- [What you will do]: Scan the data below and pick out the lines containing the word "more".

------------------------------------------------------------

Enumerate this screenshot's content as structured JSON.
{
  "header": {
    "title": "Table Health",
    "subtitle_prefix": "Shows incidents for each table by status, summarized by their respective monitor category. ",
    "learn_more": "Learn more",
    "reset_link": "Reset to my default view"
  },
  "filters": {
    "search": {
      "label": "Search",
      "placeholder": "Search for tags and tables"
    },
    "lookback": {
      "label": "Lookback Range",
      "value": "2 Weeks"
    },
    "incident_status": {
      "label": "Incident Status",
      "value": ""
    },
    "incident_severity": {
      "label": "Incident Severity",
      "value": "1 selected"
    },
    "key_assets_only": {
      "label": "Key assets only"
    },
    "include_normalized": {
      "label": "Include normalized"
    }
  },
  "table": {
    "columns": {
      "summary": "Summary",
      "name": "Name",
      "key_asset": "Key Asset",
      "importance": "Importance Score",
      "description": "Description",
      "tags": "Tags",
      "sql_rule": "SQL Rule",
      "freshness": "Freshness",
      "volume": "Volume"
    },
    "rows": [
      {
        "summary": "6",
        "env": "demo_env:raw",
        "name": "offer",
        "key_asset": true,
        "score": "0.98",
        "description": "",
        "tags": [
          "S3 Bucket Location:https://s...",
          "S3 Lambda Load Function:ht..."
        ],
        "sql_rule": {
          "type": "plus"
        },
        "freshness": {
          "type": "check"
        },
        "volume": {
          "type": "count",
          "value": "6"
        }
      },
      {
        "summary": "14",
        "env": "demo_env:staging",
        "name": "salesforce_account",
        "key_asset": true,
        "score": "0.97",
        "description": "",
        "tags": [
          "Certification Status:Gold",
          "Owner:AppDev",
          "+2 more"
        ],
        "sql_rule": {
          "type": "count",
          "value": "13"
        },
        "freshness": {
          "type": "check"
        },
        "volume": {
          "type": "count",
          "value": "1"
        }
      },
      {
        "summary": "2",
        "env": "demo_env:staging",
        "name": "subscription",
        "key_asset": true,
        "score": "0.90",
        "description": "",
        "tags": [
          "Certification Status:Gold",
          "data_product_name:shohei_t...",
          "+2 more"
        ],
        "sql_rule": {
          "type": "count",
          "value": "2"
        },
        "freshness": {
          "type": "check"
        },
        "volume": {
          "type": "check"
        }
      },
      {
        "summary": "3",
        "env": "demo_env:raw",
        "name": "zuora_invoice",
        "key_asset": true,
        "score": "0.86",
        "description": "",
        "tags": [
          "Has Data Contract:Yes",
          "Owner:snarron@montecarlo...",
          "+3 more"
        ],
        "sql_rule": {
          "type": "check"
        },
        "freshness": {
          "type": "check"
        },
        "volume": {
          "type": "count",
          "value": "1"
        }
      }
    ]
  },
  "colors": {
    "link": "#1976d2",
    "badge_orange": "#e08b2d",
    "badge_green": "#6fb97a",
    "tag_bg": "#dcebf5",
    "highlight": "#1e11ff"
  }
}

------------------------------------------------------------

- [Problem solution]:
    "learn_more": "Learn more",
          "+2 more"
          "+2 more"
          "+3 more"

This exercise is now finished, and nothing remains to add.